[Stored entries]
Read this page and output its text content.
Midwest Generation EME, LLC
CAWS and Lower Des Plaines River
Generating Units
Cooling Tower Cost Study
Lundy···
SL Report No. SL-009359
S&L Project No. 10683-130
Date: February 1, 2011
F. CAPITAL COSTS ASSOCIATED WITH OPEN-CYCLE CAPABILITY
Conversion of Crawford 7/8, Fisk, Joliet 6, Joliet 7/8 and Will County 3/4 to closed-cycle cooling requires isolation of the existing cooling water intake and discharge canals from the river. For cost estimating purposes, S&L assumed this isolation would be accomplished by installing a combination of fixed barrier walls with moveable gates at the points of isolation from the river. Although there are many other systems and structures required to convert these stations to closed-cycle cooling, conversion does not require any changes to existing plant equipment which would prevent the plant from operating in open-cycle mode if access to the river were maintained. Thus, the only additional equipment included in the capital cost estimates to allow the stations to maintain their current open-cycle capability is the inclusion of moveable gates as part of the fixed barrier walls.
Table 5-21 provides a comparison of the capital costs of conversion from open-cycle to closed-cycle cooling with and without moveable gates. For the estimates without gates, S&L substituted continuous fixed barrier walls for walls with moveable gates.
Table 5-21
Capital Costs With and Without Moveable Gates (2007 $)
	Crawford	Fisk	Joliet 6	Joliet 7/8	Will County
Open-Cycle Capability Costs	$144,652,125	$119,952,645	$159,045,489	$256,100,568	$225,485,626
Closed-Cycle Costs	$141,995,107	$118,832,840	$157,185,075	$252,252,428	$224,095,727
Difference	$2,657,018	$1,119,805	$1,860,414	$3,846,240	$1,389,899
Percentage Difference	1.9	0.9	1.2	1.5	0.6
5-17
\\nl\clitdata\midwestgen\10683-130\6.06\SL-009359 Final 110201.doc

> [The problem]: Collect the lines of the records that include the string "Difference".

> [Result below]:
Difference	$2,657,018	$1,119,805	$1,860,414	$3,846,240	$1,389,899
Percentage Difference	1.9	0.9	1.2	1.5	0.6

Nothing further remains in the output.